▸ TEXT SHOWN
──────────────────────────────

How Healthy is Your State’s Rainy Day Fund?
by Janelle Cammenga, Tax Foundation, April 1, 2020
Economic cycles can have significant impacts on state revenue, but states can prepare for the inevitable downturns during good times by putting away money in a revenue stabilization fund—or rainy day funds, as they’re often known. Funding levels and the actual names of these funds may vary from state to state, but rainy day funds have increasingly emerged as a standard component of states’ budgeting toolkits.
This week’s map looks at what percentage of a state’s general fund expenditures could be covered by the money in its rainy day fund (or funds). Because state revenues and budgets vary widely, looking at this percentage instead of dollar amounts alone allows us to compare how much a state has been saving, and exactly what those savings mean.

──────────────────────────────

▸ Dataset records
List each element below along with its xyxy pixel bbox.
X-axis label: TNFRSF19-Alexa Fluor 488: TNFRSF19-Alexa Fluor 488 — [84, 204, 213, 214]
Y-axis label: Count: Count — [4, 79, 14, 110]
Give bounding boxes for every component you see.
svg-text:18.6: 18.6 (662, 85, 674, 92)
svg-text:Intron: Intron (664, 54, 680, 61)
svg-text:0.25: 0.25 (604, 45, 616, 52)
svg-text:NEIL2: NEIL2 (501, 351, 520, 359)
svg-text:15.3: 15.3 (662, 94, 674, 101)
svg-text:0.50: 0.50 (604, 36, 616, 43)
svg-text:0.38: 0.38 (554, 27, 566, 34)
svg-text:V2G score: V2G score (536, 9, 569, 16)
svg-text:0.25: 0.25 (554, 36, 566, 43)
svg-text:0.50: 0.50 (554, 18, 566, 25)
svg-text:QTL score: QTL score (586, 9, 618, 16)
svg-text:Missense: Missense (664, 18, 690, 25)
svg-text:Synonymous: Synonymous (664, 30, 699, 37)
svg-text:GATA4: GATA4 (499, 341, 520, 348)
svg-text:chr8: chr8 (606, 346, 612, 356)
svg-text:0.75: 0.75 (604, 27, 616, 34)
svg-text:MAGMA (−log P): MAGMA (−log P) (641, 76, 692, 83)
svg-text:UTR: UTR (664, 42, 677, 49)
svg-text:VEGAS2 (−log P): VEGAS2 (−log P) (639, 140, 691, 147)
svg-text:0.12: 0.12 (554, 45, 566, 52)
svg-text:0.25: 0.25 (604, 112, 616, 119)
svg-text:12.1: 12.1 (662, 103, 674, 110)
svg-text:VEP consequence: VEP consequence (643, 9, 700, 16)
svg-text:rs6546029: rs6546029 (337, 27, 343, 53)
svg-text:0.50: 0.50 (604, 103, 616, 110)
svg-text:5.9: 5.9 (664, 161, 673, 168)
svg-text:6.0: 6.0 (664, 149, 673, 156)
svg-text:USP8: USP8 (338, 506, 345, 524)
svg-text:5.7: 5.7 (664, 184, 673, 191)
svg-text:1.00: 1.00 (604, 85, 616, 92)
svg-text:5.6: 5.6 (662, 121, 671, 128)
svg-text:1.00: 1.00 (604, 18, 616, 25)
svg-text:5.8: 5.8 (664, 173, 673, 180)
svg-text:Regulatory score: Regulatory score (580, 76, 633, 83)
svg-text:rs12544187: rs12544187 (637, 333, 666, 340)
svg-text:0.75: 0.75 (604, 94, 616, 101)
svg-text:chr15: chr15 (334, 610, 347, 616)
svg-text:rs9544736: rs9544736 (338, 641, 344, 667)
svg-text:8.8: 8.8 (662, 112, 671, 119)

──────────────────────────────

▸ WHAT YOU HAVE TO DO
Print the passage from the rainy day fund article exactly as it appears, between "How Healthy is" and "states’ budgeting toolkits.", inclusive.

▸ WRITTEN SOLUTION
How Healthy is Your State’s Rainy Day Fund?
by Janelle Cammenga, Tax Foundation, April 1, 2020
Economic cycles can have significant impacts on state revenue, but states can prepare for the inevitable downturns during good times by putting away money in a revenue stabilization fund—or rainy day funds, as they’re often known. Funding levels and the actual names of these funds may vary from state to state, but rainy day funds have increasingly emerged as a standard component of states’ budgeting toolkits.